-- Description of the task --
Please rewrite the entries from the first one through the line holding "square-a3[interactable]: ♛ [0, 216, 40, 256]", inclusive, changing "black-pawn" to "dark-pawn" and leaving everything else unchanged.

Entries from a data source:
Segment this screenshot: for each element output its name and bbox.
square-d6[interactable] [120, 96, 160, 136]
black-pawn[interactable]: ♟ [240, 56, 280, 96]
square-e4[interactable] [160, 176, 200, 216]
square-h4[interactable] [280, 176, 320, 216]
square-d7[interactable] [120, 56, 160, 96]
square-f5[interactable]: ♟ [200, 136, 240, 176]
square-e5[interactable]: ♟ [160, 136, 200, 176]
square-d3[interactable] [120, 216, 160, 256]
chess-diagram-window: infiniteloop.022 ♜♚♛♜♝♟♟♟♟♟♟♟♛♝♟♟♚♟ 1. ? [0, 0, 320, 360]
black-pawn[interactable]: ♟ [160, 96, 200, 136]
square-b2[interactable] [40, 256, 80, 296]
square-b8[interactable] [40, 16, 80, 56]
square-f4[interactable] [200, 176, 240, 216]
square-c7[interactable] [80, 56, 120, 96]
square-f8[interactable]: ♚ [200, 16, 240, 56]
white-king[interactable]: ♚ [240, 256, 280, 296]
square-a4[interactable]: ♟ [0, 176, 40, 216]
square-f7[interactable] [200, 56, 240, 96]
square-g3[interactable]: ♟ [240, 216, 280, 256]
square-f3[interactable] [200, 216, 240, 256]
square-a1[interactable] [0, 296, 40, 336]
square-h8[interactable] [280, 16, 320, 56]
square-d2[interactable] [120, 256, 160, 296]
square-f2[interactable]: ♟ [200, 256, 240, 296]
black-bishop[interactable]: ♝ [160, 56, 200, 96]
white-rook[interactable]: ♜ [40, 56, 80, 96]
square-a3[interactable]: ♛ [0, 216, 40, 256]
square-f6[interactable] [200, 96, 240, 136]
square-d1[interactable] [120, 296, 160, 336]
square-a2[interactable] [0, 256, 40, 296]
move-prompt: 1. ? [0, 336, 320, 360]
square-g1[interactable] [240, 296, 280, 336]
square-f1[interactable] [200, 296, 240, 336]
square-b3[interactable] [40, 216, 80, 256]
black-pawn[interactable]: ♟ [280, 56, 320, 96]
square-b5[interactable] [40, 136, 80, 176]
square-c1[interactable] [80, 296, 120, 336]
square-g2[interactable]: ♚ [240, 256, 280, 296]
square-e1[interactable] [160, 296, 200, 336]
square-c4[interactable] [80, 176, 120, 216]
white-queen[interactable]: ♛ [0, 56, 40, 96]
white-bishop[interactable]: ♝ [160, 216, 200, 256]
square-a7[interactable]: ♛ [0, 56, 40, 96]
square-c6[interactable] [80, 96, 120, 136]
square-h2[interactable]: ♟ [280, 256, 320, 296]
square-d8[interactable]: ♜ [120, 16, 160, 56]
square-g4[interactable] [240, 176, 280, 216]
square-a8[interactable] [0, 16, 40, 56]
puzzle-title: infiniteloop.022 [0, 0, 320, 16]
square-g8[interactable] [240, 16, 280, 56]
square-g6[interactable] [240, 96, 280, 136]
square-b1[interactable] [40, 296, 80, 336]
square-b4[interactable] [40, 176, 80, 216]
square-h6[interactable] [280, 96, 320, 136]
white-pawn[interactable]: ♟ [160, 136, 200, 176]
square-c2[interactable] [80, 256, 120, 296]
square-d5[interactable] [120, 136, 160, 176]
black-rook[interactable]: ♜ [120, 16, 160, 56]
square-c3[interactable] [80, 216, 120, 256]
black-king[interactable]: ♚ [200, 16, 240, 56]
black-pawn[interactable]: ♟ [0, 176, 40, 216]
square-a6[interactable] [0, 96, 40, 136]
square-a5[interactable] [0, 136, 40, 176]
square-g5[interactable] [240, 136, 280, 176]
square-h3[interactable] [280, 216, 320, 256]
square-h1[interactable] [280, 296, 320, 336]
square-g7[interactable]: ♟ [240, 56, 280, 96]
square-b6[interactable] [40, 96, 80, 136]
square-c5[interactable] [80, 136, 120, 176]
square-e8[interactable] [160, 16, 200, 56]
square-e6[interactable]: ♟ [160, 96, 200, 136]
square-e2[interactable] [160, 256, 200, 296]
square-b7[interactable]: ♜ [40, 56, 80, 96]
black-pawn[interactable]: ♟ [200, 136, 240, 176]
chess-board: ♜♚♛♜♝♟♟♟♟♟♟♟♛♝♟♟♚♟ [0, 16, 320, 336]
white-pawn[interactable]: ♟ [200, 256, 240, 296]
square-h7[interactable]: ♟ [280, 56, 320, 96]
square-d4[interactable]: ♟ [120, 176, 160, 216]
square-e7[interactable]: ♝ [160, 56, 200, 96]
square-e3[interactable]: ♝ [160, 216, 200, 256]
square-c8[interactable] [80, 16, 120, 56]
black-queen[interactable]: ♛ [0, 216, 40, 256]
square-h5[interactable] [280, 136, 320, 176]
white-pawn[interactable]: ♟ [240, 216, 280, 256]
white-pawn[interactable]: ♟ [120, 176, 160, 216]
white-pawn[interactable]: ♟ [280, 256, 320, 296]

-- The solution --
Segment this screenshot: for each element output its name and bbox.
square-d6[interactable] [120, 96, 160, 136]
dark-pawn[interactable]: ♟ [240, 56, 280, 96]
square-e4[interactable] [160, 176, 200, 216]
square-h4[interactable] [280, 176, 320, 216]
square-d7[interactable] [120, 56, 160, 96]
square-f5[interactable]: ♟ [200, 136, 240, 176]
square-e5[interactable]: ♟ [160, 136, 200, 176]
square-d3[interactable] [120, 216, 160, 256]
chess-diagram-window: infiniteloop.022 ♜♚♛♜♝♟♟♟♟♟♟♟♛♝♟♟♚♟ 1. ? [0, 0, 320, 360]
dark-pawn[interactable]: ♟ [160, 96, 200, 136]
square-b2[interactable] [40, 256, 80, 296]
square-b8[interactable] [40, 16, 80, 56]
square-f4[interactable] [200, 176, 240, 216]
square-c7[interactable] [80, 56, 120, 96]
square-f8[interactable]: ♚ [200, 16, 240, 56]
white-king[interactable]: ♚ [240, 256, 280, 296]
square-a4[interactable]: ♟ [0, 176, 40, 216]
square-f7[interactable] [200, 56, 240, 96]
square-g3[interactable]: ♟ [240, 216, 280, 256]
square-f3[interactable] [200, 216, 240, 256]
square-a1[interactable] [0, 296, 40, 336]
square-h8[interactable] [280, 16, 320, 56]
square-d2[interactable] [120, 256, 160, 296]
square-f2[interactable]: ♟ [200, 256, 240, 296]
black-bishop[interactable]: ♝ [160, 56, 200, 96]
white-rook[interactable]: ♜ [40, 56, 80, 96]
square-a3[interactable]: ♛ [0, 216, 40, 256]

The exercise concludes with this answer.